AIM OF THE TASK
Quote the entries word for word. Omit the pictures.

(Rows from a dataset)
-*-

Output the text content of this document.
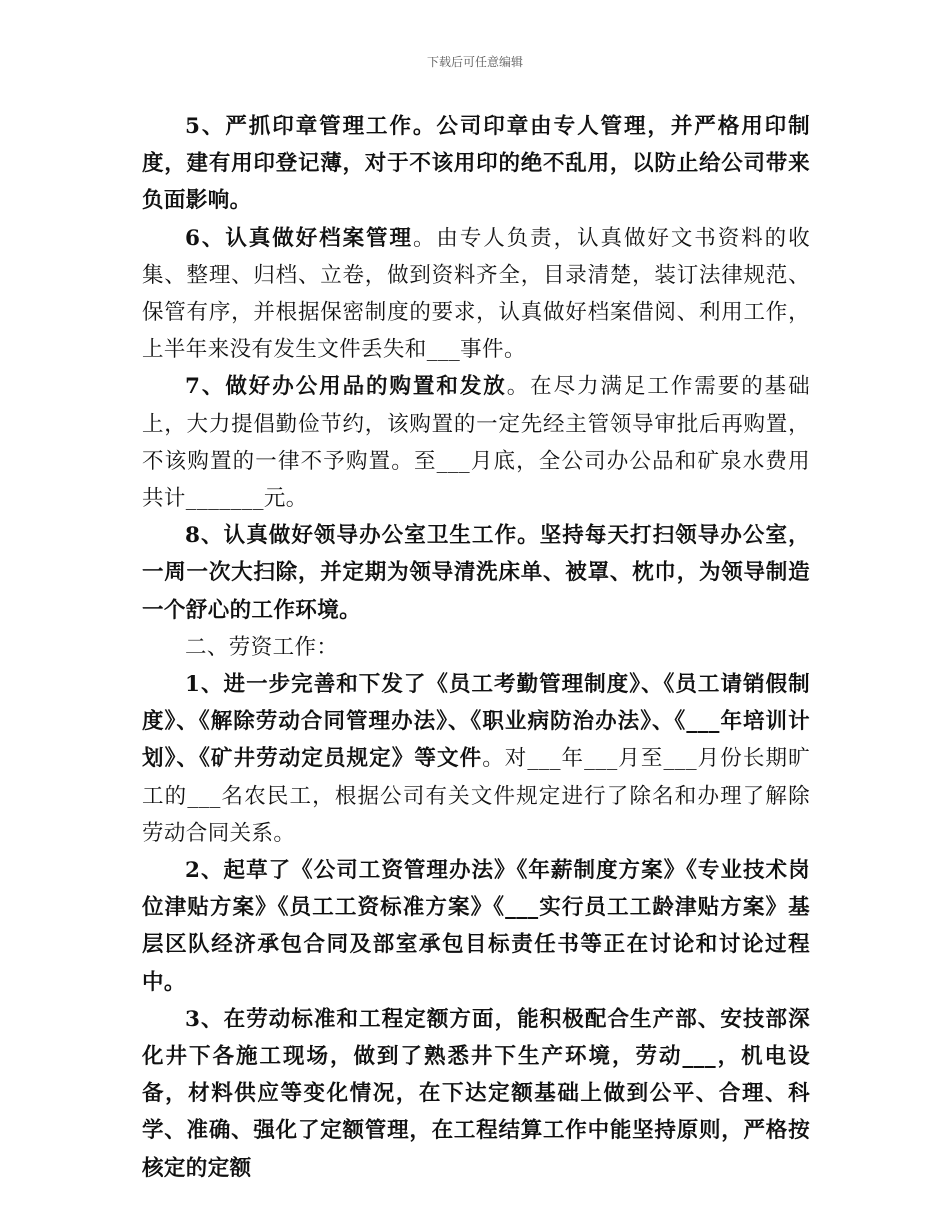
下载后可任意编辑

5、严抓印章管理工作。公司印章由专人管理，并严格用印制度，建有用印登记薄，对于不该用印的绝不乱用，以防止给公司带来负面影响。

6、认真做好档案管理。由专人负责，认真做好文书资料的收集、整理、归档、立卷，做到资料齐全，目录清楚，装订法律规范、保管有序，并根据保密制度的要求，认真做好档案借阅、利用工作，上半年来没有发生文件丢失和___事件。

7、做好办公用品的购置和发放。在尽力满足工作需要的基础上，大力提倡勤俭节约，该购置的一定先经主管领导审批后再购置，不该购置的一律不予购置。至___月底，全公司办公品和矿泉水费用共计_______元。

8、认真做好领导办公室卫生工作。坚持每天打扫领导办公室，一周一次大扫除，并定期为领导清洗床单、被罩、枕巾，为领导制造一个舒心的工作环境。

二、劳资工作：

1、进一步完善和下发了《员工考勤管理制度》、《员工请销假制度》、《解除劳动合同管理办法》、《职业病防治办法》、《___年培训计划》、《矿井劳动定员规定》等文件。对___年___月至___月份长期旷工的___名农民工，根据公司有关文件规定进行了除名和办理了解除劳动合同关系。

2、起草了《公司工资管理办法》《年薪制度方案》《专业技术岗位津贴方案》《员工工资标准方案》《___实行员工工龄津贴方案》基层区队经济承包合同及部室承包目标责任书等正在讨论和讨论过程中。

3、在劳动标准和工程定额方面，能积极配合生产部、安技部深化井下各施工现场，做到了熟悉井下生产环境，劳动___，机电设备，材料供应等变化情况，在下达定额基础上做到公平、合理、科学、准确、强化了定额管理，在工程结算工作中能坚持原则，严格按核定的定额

-*-

EXPECTED ANSWER
Output the text content of this document.
下载后可任意编辑

5、严抓印章管理工作。公司印章由专人管理，并严格用印制度，建有用印登记薄，对于不该用印的绝不乱用，以防止给公司带来负面影响。

6、认真做好档案管理。由专人负责，认真做好文书资料的收集、整理、归档、立卷，做到资料齐全，目录清楚，装订法律规范、保管有序，并根据保密制度的要求，认真做好档案借阅、利用工作，上半年来没有发生文件丢失和___事件。

7、做好办公用品的购置和发放。在尽力满足工作需要的基础上，大力提倡勤俭节约，该购置的一定先经主管领导审批后再购置，不该购置的一律不予购置。至___月底，全公司办公品和矿泉水费用共计_______元。

8、认真做好领导办公室卫生工作。坚持每天打扫领导办公室，一周一次大扫除，并定期为领导清洗床单、被罩、枕巾，为领导制造一个舒心的工作环境。

二、劳资工作：

1、进一步完善和下发了《员工考勤管理制度》、《员工请销假制度》、《解除劳动合同管理办法》、《职业病防治办法》、《___年培训计划》、《矿井劳动定员规定》等文件。对___年___月至___月份长期旷工的___名农民工，根据公司有关文件规定进行了除名和办理了解除劳动合同关系。

2、起草了《公司工资管理办法》《年薪制度方案》《专业技术岗位津贴方案》《员工工资标准方案》《___实行员工工龄津贴方案》基层区队经济承包合同及部室承包目标责任书等正在讨论和讨论过程中。

3、在劳动标准和工程定额方面，能积极配合生产部、安技部深化井下各施工现场，做到了熟悉井下生产环境，劳动___，机电设备，材料供应等变化情况，在下达定额基础上做到公平、合理、科学、准确、强化了定额管理，在工程结算工作中能坚持原则，严格按核定的定额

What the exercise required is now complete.